> **Excerpt to read**:

════════

Using Rasa NLU¶
For better language coverage of your DDDs, you may want to enable the machine-learning based Rasa NLU.
This guide is written for version 0.14.6
of Rasa NLU.
Before getting started, make sure to use hosted a Rasa NLU with the necessary dependencies installed. For instance, if you plan on using a Spacy pipeline, ensure that it has the appropriate language models and Spacy itself installed.
For more information, read up on the Rasa NLU documentation. We recommend running it in Docker.
Generate training data¶
In order to use Rasa NLU with TDM, we need to train the model. The Tala SDK can be used to generate training data for your DDD: tala generate rasa my-ddd eng > training_data.yml
.
Configure the pipeline¶
The generated training data comes with the spacy_sklearn
pipeline by default. At the head of the training data we find:
language: "en"

════════

> **Records shown**:
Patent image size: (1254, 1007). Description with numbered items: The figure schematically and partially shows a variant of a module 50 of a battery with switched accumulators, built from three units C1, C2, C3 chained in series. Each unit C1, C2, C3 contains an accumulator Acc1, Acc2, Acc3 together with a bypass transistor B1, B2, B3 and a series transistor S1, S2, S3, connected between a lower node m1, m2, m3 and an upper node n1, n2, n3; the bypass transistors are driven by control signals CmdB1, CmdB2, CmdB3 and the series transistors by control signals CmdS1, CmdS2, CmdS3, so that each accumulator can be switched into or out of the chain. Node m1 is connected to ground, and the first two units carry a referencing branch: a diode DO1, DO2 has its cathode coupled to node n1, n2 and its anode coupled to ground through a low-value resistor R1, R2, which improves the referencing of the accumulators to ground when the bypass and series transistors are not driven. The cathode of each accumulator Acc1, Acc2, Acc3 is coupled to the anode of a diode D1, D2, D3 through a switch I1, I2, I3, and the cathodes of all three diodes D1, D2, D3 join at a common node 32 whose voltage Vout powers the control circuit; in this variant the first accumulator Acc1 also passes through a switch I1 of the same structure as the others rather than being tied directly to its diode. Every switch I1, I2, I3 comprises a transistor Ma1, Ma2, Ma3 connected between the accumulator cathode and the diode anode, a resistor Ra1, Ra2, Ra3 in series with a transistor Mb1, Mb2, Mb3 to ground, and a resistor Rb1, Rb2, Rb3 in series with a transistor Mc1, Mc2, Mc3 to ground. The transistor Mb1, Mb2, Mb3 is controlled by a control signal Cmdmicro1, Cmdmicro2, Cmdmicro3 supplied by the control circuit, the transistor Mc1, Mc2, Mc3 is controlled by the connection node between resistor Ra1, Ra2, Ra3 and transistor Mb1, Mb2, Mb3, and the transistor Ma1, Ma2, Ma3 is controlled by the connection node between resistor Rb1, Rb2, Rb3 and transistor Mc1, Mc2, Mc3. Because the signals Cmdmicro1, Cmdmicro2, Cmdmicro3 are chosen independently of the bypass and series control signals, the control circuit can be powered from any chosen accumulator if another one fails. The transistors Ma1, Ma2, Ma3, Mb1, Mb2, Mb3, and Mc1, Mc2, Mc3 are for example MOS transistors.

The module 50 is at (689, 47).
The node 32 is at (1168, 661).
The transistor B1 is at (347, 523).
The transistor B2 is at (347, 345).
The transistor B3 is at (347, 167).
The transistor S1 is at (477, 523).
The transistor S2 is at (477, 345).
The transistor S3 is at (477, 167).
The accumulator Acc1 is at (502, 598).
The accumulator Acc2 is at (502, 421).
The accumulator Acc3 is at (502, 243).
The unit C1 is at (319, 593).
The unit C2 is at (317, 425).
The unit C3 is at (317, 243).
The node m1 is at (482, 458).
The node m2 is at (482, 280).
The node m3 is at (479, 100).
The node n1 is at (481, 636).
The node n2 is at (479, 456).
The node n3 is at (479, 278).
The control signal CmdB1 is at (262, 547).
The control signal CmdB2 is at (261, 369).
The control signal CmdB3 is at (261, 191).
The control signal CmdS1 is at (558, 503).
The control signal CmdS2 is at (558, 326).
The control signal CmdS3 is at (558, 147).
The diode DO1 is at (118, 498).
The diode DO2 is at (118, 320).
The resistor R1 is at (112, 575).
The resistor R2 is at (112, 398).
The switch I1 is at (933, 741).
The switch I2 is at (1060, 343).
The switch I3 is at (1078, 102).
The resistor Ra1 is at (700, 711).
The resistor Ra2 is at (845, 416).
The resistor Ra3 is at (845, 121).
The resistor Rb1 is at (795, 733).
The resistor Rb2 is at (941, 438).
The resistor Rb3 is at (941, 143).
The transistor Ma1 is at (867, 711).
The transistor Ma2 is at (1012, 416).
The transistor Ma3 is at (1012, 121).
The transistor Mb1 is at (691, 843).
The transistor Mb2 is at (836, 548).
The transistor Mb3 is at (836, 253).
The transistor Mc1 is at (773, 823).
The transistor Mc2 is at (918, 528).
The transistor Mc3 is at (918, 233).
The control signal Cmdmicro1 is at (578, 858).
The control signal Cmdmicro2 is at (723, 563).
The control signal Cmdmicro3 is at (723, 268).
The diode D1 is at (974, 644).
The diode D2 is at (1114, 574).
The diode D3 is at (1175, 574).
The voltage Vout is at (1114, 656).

════════

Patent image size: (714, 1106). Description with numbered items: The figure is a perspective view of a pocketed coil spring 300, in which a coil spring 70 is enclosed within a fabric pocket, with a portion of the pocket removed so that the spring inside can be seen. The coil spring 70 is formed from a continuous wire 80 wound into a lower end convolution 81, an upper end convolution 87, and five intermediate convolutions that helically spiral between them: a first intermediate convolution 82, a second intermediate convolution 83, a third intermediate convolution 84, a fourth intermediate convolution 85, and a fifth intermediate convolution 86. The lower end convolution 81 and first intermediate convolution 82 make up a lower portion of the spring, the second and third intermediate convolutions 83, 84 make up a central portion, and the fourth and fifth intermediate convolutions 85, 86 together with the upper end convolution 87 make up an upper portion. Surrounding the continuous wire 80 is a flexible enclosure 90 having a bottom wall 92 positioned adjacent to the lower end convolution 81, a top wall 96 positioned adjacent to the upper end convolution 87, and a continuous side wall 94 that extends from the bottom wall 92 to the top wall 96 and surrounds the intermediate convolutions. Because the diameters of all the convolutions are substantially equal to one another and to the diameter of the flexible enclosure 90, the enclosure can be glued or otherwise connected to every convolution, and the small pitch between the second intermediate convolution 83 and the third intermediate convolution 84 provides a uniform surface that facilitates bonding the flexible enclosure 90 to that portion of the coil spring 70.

════════

> **Exercise details**: Copy the stretch of the Rasa NLU guide from "This guide is" through "it in Docker.".

> **Final result**:
This guide is written for version 0.14.6
of Rasa NLU.
Before getting started, make sure to use hosted a Rasa NLU with the necessary dependencies installed. For instance, if you plan on using a Spacy pipeline, ensure that it has the appropriate language models and Spacy itself installed.
For more information, read up on the Rasa NLU documentation. We recommend running it in Docker.